◆ **WHAT YOU SHOULD DO**
Go through the lines below. Copy those with "Opis".

[Items from a dataset]
------------------------------------------------------------------------

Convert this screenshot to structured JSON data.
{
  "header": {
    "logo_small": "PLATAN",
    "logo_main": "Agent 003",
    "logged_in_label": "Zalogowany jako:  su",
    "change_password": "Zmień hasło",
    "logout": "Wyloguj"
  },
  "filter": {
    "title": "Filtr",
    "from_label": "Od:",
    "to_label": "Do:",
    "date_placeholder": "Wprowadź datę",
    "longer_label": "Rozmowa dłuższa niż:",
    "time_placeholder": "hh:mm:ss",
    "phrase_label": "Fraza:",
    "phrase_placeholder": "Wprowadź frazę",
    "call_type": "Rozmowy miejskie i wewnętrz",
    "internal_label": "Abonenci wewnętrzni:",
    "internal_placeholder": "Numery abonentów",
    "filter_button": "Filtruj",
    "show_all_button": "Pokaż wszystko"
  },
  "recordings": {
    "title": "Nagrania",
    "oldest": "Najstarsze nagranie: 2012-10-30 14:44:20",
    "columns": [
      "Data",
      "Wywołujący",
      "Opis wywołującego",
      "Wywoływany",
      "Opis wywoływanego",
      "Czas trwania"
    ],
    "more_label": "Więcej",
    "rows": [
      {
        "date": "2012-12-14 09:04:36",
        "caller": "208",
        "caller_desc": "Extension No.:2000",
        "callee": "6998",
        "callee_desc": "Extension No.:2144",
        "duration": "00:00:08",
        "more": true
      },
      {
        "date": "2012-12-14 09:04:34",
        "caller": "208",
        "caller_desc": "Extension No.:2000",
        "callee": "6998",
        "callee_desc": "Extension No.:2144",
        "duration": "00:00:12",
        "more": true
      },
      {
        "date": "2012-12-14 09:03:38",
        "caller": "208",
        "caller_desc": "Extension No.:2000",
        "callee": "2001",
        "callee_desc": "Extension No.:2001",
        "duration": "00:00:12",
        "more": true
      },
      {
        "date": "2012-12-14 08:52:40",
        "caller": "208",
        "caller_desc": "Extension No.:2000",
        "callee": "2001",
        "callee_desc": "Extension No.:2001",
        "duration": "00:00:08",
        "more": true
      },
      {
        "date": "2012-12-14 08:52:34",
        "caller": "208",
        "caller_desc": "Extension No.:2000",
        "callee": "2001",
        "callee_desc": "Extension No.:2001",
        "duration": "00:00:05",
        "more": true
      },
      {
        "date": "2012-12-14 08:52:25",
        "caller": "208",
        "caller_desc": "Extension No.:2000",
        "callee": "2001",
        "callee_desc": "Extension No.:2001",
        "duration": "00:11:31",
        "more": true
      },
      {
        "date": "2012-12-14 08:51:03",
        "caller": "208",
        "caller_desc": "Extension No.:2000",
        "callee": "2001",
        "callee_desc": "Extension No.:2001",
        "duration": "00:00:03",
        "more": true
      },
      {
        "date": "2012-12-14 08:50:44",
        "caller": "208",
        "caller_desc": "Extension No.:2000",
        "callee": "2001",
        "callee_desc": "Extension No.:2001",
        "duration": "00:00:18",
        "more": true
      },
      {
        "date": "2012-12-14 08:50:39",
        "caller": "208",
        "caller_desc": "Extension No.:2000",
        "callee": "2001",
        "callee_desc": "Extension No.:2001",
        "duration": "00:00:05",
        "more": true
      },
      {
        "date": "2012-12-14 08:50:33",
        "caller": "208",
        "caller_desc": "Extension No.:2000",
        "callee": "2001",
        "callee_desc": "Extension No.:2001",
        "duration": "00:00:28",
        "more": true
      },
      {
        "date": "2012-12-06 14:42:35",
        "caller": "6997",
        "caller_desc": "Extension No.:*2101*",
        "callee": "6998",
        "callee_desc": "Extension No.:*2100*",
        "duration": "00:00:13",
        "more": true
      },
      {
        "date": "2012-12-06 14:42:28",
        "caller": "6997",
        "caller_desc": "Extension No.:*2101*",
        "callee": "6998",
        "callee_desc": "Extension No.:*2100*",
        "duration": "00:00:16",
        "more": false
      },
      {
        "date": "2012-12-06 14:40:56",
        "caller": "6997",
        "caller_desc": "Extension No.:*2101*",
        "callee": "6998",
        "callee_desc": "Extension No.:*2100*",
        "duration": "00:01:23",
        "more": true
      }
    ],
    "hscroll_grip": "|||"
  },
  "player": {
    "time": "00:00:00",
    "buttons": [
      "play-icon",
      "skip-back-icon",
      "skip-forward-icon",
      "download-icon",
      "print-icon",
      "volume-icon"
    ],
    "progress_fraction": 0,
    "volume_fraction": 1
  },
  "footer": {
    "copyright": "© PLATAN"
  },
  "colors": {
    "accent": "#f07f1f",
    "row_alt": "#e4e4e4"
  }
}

------------------------------------------------------------------------

◆ **FINISHED ANSWER**
      "Opis wywołującego",
      "Opis wywoływanego",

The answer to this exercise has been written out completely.